RECORDED DATA
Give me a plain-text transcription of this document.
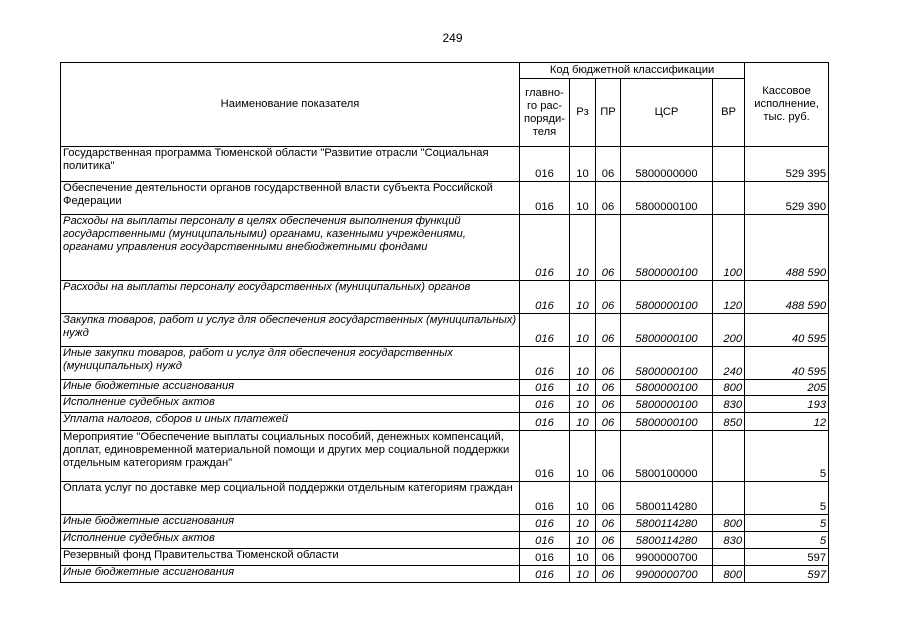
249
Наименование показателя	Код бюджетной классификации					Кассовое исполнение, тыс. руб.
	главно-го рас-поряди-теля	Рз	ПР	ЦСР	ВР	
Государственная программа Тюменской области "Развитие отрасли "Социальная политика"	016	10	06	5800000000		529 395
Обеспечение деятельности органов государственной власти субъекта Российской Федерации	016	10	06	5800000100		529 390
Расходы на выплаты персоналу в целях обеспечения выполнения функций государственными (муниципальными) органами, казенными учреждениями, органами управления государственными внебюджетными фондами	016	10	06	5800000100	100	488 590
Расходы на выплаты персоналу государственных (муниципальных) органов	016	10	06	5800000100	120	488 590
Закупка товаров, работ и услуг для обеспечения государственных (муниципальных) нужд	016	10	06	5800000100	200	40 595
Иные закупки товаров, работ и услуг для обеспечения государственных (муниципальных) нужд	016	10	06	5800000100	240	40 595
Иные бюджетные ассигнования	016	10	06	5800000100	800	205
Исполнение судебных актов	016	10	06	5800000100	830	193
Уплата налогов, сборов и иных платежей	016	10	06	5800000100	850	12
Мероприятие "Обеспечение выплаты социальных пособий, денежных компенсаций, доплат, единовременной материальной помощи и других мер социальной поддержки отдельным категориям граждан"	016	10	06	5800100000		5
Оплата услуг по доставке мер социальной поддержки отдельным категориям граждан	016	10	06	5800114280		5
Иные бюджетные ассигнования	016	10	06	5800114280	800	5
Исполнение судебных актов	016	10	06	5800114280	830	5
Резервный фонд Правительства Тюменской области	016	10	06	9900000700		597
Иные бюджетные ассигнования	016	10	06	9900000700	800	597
* * *
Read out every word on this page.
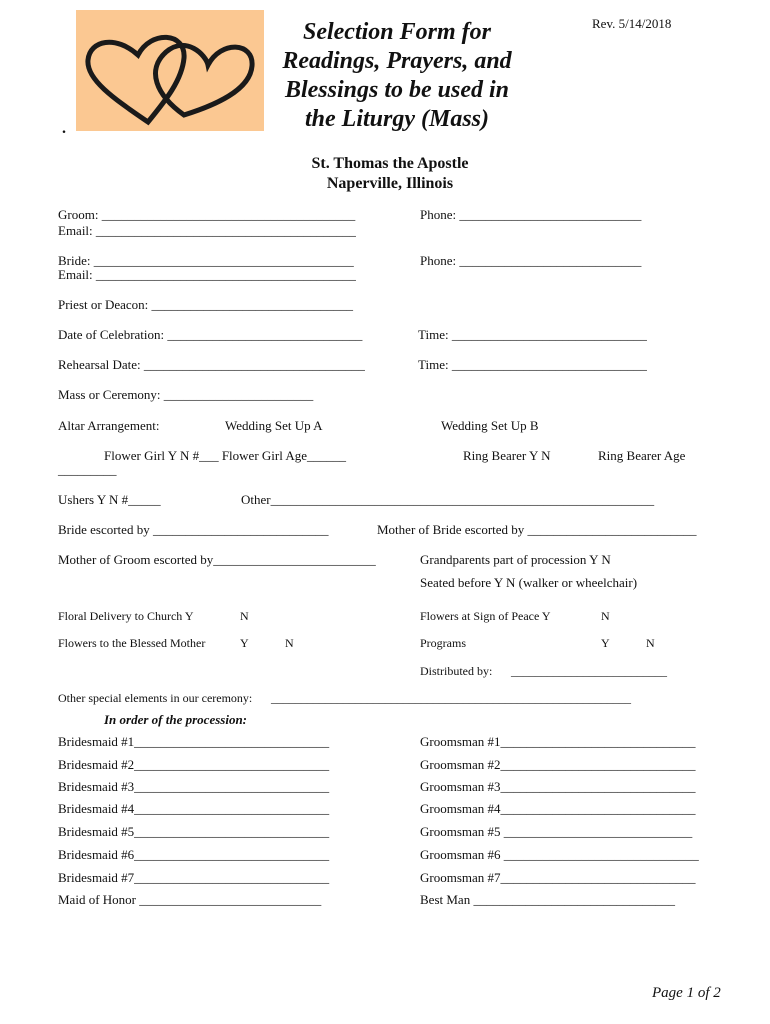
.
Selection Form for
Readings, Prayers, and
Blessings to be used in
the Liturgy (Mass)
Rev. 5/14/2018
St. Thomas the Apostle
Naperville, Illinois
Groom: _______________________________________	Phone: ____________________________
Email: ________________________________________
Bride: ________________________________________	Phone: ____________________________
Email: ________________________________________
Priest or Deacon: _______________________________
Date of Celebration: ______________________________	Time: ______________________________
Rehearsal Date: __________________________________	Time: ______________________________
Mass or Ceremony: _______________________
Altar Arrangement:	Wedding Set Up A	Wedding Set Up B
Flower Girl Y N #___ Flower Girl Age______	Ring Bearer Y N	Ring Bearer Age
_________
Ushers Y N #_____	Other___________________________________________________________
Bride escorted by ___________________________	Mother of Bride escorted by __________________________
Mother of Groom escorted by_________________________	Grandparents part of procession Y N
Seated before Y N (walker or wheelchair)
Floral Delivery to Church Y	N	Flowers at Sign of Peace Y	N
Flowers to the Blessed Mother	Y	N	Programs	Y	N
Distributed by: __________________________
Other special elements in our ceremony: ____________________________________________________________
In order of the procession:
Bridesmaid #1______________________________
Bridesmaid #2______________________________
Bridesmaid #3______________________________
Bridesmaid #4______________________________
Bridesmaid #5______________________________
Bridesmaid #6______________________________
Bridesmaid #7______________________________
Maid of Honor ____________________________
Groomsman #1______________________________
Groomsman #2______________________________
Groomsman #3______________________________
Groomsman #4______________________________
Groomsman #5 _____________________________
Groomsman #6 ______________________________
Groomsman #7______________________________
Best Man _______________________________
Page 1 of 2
...
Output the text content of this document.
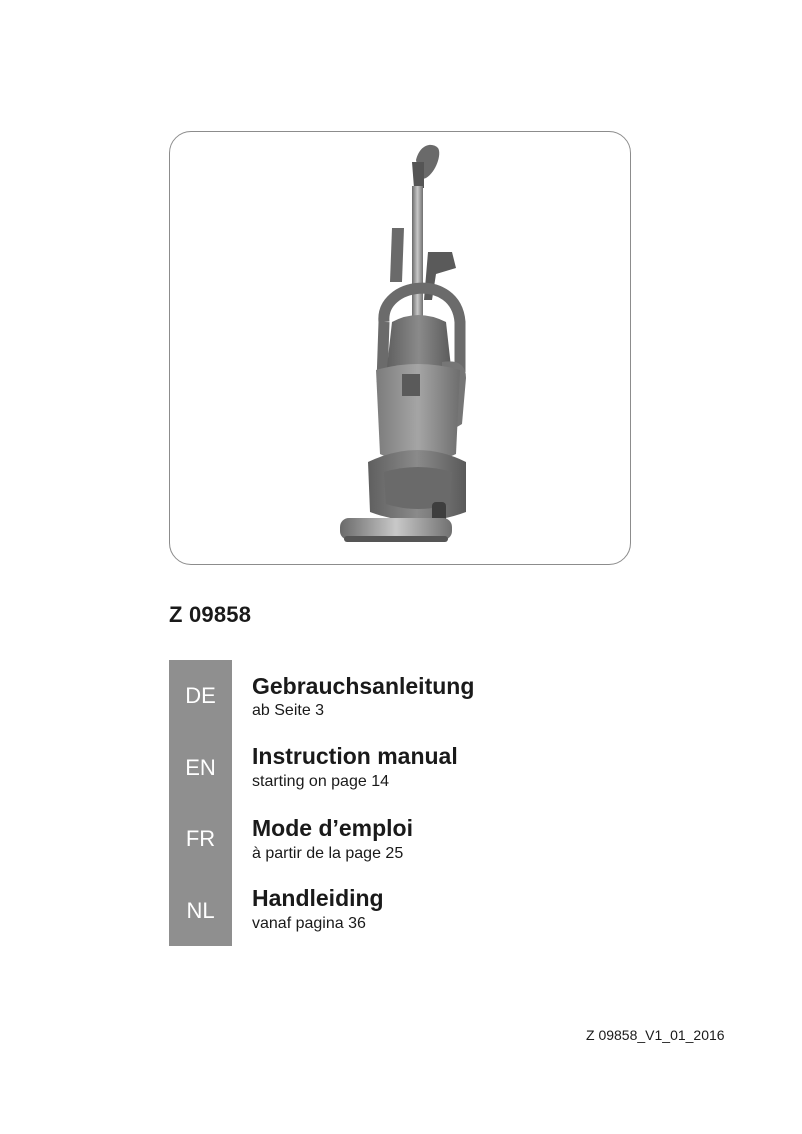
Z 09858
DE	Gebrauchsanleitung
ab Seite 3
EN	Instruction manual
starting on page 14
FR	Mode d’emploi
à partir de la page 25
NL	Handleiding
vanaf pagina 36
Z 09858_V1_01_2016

WRITTEN INSTRUCTION
Pull out every line in the material above where "выплаты" occurs.

RIGHT ANSWER
Расходы на выплаты персоналу в целях обеспечения выполнения функций государственными (муниципальными) органами, казенными учреждениями, органами управления государственными внебюджетными фондами	016	10	06	5800000100	100	488 590
Расходы на выплаты персоналу государственных (муниципальных) органов	016	10	06	5800000100	120	488 590
Мероприятие "Обеспечение выплаты социальных пособий, денежных компенсаций, доплат, единовременной материальной помощи и других мер социальной поддержки отдельным категориям граждан"	016	10	06	5800100000		5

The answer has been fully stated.